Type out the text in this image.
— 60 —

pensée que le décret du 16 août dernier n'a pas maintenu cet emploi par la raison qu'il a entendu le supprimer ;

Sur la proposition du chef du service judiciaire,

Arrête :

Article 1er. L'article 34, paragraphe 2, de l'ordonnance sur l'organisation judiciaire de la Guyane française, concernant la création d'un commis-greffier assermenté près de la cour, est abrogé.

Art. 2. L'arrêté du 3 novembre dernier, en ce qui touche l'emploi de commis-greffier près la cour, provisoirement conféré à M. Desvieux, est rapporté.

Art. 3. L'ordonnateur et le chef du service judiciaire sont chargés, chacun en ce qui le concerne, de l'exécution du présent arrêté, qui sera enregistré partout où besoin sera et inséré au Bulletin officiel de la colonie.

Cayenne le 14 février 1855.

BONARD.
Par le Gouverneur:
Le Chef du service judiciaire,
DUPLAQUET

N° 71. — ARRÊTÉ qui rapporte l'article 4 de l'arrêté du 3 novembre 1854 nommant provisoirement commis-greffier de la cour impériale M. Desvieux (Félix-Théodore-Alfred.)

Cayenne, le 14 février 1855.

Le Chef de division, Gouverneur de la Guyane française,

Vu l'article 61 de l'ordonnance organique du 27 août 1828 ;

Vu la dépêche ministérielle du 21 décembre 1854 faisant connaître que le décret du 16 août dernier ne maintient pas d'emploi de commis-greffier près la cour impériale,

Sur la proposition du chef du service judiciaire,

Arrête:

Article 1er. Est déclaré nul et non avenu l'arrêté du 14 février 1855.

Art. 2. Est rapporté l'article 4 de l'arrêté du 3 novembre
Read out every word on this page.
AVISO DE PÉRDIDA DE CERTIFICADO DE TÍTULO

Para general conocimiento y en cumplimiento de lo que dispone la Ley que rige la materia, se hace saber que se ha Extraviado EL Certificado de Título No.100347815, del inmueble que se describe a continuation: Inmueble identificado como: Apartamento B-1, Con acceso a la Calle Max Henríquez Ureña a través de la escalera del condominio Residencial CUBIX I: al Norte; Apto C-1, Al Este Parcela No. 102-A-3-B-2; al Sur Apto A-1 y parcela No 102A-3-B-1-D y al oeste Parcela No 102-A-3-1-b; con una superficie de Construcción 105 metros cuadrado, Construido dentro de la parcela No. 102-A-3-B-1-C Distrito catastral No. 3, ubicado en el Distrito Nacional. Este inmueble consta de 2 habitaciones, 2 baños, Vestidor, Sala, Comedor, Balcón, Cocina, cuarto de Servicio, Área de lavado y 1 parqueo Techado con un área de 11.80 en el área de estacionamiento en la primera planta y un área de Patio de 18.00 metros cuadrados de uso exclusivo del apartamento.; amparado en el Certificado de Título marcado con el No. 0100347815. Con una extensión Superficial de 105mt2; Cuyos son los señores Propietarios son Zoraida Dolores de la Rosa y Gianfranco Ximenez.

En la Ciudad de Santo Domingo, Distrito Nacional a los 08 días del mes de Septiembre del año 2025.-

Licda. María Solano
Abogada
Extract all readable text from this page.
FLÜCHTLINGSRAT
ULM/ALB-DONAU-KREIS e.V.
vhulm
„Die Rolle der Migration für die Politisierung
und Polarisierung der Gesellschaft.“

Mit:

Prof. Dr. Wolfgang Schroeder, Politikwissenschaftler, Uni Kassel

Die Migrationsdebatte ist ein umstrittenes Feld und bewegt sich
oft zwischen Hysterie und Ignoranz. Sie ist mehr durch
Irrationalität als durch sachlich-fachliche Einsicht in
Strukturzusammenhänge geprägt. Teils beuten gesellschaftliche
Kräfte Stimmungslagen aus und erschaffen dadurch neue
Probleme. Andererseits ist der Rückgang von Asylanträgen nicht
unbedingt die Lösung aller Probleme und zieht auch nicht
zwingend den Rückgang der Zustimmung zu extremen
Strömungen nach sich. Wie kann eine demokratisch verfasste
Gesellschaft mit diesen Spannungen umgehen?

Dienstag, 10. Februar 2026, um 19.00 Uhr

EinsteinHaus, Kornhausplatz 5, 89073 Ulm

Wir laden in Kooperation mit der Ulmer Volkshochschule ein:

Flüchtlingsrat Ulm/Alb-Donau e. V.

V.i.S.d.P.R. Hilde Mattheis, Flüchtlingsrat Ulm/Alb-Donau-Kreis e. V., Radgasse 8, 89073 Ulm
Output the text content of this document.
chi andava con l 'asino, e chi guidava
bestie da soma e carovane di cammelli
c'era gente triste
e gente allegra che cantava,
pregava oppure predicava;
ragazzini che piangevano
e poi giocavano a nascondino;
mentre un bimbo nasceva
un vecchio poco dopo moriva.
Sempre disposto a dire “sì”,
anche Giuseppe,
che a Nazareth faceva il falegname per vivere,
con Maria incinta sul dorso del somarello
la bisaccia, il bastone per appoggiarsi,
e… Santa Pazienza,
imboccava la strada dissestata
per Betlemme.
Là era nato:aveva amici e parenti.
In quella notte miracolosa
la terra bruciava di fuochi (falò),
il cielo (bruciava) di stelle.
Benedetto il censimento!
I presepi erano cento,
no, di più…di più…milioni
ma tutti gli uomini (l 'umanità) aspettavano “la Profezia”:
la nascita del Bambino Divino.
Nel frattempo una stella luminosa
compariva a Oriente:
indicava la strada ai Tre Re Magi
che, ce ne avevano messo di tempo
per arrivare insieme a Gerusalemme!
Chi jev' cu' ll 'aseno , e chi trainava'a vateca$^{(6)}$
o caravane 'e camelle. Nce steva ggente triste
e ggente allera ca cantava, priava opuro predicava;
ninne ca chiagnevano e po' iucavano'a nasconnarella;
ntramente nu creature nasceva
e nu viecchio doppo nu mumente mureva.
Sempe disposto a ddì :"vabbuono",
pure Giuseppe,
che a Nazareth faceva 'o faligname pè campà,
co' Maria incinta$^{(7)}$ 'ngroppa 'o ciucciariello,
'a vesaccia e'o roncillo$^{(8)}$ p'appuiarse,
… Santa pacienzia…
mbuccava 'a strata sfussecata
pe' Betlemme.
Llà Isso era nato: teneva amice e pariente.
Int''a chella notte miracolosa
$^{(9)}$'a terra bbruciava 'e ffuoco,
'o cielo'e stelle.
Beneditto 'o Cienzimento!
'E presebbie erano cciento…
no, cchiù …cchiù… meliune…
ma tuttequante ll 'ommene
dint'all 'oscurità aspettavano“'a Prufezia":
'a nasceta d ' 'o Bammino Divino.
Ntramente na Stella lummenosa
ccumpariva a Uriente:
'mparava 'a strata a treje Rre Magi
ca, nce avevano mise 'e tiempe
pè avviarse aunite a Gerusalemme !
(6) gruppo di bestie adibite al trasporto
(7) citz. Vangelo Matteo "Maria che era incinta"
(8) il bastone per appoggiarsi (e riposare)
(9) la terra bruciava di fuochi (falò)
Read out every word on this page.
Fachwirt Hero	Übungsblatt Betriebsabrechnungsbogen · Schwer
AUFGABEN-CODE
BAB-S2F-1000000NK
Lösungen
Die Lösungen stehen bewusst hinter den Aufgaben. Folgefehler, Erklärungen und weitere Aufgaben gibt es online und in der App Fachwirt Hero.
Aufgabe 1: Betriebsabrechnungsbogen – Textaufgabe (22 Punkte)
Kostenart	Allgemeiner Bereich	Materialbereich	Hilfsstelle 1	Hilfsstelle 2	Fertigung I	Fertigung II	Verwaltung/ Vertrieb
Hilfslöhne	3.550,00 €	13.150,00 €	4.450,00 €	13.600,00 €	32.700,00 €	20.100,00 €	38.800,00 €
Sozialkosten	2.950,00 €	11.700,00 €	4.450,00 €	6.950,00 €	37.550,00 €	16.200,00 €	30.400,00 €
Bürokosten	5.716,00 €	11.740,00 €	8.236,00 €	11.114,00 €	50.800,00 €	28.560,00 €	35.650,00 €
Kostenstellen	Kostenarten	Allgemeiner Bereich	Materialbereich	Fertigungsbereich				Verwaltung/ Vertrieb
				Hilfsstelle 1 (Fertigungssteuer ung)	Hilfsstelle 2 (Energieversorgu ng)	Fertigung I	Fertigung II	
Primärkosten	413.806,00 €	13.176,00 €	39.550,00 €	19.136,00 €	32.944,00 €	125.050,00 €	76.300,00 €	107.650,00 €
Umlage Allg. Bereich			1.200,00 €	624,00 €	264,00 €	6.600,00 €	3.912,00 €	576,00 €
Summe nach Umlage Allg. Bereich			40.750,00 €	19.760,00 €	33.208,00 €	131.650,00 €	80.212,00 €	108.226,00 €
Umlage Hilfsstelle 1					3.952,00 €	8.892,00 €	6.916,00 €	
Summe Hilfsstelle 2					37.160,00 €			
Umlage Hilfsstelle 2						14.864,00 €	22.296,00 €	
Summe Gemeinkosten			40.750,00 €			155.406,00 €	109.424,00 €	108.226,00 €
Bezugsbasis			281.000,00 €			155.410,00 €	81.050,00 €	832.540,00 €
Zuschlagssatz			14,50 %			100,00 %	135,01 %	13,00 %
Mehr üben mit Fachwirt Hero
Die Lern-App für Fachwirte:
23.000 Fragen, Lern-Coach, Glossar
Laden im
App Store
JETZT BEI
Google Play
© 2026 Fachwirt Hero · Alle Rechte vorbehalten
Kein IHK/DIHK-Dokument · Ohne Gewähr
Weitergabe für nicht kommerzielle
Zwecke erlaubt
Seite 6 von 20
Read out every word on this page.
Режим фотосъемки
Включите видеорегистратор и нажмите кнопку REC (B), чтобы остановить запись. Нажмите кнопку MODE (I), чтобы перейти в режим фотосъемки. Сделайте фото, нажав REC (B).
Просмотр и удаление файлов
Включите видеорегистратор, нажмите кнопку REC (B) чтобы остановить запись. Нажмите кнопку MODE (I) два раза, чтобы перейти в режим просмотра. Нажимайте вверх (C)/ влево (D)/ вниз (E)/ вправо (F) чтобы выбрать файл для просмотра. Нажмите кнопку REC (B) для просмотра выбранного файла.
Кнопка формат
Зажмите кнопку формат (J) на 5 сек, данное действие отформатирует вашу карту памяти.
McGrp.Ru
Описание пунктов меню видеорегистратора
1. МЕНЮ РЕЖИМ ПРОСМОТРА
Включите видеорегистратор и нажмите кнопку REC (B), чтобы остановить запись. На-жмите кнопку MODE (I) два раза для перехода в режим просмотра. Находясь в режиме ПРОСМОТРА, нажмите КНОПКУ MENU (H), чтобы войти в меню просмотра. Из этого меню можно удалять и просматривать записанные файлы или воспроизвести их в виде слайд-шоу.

━━━━━━

Collect each line of the entries that has the word "incinta", copying it in full.

con Maria incinta sul dorso del somarello
co' Maria incinta$^{(7)}$ 'ngroppa 'o ciucciariello,
(7) citz. Vangelo Matteo "Maria che era incinta"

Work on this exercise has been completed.